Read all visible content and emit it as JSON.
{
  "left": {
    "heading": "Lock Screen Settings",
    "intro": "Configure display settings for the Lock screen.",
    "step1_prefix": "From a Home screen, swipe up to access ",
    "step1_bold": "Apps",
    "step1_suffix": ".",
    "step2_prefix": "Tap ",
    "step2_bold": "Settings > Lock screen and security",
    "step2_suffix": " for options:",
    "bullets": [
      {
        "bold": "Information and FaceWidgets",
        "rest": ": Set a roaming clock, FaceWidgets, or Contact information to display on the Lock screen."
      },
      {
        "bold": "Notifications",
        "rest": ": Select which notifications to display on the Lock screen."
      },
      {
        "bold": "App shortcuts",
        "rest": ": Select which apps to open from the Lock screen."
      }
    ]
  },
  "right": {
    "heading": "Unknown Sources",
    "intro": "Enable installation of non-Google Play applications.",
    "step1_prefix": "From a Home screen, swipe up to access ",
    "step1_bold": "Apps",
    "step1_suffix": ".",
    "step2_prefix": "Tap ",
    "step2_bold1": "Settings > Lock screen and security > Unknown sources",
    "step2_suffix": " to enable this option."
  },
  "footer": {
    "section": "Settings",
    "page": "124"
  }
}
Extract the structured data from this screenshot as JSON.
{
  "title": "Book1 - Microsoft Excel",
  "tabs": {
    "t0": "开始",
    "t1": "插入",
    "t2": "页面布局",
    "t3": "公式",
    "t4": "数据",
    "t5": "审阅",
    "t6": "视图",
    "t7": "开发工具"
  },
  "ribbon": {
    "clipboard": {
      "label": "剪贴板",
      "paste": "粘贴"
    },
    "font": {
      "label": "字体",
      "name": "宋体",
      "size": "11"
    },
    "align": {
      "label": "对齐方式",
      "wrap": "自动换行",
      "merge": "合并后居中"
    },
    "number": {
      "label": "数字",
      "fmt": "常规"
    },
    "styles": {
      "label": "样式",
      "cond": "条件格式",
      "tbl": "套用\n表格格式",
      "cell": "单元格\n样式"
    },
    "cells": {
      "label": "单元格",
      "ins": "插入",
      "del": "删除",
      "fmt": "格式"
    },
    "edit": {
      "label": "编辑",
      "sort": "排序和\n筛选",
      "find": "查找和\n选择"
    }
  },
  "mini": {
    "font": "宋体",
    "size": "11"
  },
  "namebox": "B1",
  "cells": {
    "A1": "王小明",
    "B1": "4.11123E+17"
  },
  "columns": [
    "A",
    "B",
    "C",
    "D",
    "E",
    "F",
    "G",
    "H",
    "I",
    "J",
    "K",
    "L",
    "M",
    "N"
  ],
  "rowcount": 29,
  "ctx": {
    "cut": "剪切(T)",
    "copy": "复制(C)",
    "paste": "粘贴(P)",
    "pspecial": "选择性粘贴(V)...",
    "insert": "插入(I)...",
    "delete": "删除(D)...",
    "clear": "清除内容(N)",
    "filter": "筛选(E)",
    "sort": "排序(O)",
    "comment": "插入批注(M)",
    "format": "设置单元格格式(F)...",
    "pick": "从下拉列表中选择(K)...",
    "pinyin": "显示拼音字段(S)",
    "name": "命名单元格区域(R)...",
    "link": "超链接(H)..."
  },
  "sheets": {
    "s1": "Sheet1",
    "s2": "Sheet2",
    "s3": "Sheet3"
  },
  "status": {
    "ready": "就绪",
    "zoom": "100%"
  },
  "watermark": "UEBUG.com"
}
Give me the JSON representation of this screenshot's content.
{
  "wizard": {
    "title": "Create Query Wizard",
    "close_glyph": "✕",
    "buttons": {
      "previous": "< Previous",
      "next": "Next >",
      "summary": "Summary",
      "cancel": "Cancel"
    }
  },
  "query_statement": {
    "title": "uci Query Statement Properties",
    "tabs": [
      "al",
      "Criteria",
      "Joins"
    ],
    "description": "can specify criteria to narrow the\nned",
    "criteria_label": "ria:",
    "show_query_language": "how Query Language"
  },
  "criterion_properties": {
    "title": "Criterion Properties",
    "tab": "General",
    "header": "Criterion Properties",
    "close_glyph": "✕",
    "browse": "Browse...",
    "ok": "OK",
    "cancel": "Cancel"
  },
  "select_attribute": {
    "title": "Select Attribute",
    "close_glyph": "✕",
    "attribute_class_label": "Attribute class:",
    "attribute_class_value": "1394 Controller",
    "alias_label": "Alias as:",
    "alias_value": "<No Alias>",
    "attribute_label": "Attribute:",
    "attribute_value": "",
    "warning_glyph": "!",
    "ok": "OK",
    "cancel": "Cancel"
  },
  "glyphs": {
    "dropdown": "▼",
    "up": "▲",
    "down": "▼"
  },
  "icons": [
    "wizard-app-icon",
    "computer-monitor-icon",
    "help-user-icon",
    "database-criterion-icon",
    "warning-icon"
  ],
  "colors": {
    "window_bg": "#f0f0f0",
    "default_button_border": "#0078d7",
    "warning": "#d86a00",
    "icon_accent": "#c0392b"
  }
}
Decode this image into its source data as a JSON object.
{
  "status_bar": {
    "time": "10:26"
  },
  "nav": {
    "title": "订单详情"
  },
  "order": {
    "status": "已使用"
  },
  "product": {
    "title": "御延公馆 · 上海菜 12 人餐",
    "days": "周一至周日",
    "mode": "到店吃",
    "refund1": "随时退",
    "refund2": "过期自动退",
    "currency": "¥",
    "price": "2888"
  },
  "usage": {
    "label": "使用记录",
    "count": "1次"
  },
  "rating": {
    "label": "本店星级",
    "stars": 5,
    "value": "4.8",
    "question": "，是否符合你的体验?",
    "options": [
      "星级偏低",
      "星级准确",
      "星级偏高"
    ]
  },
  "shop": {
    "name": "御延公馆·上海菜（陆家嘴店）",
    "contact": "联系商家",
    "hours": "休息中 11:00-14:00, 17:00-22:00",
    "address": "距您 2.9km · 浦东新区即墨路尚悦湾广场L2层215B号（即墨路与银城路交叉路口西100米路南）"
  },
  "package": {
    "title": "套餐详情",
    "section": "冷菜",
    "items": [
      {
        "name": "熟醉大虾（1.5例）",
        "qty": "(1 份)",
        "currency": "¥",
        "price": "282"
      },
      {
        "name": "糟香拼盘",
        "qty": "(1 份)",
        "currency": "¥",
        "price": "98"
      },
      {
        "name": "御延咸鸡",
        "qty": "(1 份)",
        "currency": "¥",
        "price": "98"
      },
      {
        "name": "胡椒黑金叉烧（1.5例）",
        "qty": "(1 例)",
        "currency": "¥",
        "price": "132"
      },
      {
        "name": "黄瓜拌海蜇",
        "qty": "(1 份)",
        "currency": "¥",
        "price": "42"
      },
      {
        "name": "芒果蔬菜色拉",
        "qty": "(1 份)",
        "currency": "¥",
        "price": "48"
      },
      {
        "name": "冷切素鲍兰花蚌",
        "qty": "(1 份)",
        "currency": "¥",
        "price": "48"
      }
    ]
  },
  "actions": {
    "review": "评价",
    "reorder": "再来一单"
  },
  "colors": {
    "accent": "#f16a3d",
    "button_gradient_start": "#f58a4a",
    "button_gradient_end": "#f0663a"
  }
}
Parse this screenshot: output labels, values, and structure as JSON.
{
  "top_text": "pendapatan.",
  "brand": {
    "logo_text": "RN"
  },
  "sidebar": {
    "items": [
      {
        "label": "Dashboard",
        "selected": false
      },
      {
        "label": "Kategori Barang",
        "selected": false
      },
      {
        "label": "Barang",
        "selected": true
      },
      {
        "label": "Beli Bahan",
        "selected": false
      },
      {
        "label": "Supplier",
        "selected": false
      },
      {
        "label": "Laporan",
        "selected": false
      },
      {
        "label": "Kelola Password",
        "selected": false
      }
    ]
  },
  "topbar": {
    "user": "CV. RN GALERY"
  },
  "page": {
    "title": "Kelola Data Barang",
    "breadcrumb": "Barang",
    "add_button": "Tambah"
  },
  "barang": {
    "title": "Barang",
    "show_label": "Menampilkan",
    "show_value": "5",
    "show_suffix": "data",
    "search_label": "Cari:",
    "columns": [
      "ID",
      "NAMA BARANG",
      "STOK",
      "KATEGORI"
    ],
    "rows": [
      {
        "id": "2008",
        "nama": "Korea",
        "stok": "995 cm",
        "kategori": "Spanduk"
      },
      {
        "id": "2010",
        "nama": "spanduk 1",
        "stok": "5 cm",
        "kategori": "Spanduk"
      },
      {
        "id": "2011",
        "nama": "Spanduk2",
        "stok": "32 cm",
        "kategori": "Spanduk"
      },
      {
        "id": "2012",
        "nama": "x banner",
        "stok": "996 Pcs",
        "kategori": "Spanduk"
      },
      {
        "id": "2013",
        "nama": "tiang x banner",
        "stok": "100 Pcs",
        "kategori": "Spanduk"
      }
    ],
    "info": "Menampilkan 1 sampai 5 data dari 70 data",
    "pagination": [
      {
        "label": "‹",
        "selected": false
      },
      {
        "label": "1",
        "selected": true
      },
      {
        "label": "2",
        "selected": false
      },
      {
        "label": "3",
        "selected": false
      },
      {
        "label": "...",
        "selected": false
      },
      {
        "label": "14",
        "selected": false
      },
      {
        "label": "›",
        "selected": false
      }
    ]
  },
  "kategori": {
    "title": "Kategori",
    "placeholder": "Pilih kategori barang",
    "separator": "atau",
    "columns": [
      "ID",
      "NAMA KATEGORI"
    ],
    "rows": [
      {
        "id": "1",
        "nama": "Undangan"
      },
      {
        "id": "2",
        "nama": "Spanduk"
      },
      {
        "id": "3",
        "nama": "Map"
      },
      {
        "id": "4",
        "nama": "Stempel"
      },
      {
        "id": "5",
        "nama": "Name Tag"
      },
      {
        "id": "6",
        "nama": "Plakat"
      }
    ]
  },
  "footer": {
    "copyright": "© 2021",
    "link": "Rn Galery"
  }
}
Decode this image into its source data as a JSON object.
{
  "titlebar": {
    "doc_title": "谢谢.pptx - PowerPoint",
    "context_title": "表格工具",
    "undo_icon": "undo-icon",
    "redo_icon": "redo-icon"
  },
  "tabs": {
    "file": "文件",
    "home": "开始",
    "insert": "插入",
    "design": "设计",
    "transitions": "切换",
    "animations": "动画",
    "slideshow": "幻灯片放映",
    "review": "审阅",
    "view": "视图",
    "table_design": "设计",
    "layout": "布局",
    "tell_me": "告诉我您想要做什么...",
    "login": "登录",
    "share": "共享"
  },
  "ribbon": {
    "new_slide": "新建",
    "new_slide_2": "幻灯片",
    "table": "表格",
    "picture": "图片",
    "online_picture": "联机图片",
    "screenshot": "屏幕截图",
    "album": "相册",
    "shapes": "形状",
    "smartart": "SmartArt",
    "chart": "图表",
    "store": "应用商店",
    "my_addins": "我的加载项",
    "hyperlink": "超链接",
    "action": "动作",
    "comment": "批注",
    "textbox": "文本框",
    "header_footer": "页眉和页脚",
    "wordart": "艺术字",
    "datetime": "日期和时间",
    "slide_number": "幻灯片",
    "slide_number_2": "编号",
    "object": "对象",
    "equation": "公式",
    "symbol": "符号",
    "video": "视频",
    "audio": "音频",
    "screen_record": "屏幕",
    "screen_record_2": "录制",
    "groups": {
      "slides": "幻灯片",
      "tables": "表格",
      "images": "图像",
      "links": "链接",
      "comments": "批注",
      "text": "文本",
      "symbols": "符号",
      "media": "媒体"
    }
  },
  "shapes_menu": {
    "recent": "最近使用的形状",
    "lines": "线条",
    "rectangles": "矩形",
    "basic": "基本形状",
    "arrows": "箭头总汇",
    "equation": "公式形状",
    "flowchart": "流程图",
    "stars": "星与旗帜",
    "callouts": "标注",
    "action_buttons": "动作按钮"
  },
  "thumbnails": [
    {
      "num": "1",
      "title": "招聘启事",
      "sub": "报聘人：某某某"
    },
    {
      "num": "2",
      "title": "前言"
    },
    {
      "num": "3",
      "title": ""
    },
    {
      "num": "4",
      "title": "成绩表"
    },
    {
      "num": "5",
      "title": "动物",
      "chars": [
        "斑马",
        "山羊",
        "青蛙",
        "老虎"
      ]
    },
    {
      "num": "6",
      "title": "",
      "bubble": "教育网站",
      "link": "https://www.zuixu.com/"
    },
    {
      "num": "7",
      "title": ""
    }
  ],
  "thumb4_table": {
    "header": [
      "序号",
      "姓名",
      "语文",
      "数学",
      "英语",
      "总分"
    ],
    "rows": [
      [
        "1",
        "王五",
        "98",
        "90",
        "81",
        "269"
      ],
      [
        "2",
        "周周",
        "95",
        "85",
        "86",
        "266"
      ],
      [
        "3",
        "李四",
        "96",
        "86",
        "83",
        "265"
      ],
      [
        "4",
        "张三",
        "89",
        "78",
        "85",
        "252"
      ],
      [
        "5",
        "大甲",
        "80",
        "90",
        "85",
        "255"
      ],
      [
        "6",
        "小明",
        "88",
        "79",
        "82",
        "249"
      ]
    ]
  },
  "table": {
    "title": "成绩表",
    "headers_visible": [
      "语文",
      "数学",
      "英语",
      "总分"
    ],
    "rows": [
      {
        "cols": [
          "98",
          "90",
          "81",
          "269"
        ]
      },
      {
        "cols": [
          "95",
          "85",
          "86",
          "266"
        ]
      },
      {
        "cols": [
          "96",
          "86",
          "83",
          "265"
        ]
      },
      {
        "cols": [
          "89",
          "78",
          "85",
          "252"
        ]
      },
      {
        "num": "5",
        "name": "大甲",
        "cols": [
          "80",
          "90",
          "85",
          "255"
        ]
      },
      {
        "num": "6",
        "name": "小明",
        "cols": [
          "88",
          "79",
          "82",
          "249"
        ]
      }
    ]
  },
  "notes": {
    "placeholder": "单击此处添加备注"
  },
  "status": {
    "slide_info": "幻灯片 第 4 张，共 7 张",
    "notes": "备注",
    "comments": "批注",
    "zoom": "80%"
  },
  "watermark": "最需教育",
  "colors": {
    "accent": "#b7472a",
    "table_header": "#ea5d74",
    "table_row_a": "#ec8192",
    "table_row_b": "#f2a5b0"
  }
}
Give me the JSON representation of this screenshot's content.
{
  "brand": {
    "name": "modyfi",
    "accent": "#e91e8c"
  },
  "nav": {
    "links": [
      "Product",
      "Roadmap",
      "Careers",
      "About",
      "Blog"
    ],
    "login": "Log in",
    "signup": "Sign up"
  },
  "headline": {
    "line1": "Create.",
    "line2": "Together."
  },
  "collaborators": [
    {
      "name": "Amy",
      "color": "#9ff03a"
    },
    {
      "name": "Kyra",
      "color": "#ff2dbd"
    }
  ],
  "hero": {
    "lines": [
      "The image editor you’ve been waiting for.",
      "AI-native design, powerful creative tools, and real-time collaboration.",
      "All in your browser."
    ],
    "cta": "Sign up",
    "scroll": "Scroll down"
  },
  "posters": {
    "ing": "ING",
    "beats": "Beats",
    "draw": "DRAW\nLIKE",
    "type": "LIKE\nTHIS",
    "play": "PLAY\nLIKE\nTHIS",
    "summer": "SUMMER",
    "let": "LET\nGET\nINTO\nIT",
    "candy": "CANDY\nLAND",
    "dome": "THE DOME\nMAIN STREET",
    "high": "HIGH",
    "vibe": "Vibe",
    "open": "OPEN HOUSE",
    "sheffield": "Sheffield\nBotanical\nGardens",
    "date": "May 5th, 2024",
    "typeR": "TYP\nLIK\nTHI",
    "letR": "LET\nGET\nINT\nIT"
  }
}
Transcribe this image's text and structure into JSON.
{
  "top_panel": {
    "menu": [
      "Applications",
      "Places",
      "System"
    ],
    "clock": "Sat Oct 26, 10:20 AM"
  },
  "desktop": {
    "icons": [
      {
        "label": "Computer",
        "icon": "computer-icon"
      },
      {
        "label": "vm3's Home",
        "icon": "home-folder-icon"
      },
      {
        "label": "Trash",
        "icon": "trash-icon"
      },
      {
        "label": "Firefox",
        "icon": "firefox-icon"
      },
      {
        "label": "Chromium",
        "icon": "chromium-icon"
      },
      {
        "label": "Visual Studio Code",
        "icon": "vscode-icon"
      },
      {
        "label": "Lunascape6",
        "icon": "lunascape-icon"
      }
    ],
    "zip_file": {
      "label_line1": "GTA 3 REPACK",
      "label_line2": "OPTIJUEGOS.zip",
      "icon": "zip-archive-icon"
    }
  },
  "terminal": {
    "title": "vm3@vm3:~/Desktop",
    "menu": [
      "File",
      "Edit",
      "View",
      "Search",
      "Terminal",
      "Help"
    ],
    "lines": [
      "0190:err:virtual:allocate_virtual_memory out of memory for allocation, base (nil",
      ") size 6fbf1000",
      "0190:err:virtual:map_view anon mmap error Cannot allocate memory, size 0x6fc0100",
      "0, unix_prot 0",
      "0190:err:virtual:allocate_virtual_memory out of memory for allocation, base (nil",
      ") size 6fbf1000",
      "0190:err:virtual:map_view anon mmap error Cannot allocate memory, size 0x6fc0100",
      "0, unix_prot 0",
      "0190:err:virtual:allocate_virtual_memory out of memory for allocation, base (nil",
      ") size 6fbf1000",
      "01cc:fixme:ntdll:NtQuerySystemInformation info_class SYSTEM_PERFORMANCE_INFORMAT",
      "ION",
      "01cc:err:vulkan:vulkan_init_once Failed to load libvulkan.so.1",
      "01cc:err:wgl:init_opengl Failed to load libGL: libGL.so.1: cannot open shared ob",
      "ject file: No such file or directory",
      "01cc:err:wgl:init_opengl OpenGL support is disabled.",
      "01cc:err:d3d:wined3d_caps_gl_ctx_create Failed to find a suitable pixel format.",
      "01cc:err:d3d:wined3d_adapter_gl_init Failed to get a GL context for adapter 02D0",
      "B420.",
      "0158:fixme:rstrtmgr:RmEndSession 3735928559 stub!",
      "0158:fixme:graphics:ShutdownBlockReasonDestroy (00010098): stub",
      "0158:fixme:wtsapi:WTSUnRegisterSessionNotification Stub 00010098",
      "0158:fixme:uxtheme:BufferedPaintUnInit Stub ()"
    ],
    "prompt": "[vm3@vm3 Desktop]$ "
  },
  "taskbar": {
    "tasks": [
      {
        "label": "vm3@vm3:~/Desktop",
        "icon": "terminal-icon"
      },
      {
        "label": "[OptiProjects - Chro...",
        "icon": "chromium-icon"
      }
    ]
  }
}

TASK TO COMPLETE:
How many lines of the listing above include the word "Menampilkan"? Reply with the number alone.

COMPLETED EXERCISE:
2